**提示文**
----
新 浪:私も一時は辞めなければならないと思った。しかし、本会においては、まさにこのような時に何をすべきかという、先ほど岩井筆頭副代表幹事がおっしゃったような仕組みを持っている。また私自身は(他社で)社外取締役を務めており、経営の一部はやっている。その意味でそれ(代表幹事職)を遂行する要件はあるが、あくまでもこれは本会の私そして私達の仲間が作った仕組みに委ねることが非常に重要だと思い、本会が持っているこの透明性の高いガバナンスに身を委ねることが正しいと最終的に判断した。

Q:昨日のサントリーHDの会見で、会社側が違法・適法に関わらず、サプリメントを扱う会社としては適格性がないということを言われた。理解できないのは、新浪代表幹事という優秀な方が、適法だからこのサプリメントを買って良いという判断をしたことだ。なぜ適法だと思って買ってしまったのかという部分をもう一度お聞きしたい。

新 浪:まずCBDというこの商品に書いてある内容をきちんと読み、その中に違法性のあるものは入っているという表記もなかった。その意味で、私はこれは大丈夫ということと、身体の面倒をしっかり見ていただいている大変著名な方からもこれは大丈夫と(言われた)。また、その方の娘さんが飲まれている等といったこともあり、「この商品は大丈夫だ」という判断をした。この方が色々な方にお勧めし、飲んでいるという情報もあったため、そういった方々もおられるという事例をお聞きし、判断をした次第である。

Q: 4月に持ち帰る予定だったということだが、今回だけではなく、このサプリメントはこれまでにも使われていたことがあったのか。なぜ持ち込みが厳しい国があるにも関わらず、このサプリメントの購入に至ったのかを伺いたい。
----
**資料**

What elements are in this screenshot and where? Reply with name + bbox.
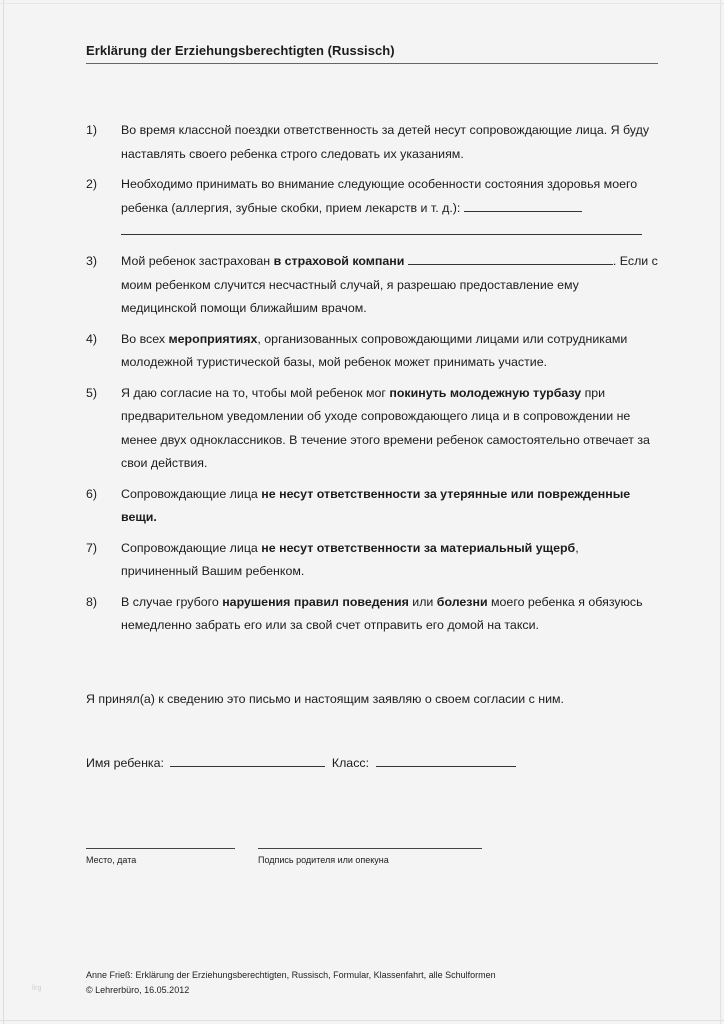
----
**課題の指示**
記者会見の記録を「新 浪:まずCBDというこの」を含む箇所から書き始め、「購入に至ったのかを伺いたい。」まで書いたところでやめて、一字も変えずに書き写すこと。 答えるときは記者会見の記録だけを手がかりにすること。

**課題の結果**
新 浪:まずCBDというこの商品に書いてある内容をきちんと読み、その中に違法性のあるものは入っているという表記もなかった。その意味で、私はこれは大丈夫ということと、身体の面倒をしっかり見ていただいている大変著名な方からもこれは大丈夫と(言われた)。また、その方の娘さんが飲まれている等といったこともあり、「この商品は大丈夫だ」という判断をした。この方が色々な方にお勧めし、飲んでいるという情報もあったため、そういった方々もおられるという事例をお聞きし、判断をした次第である。

Q: 4月に持ち帰る予定だったということだが、今回だけではなく、このサプリメントはこれまでにも使われていたことがあったのか。なぜ持ち込みが厳しい国があるにも関わらず、このサプリメントの購入に至ったのかを伺いたい。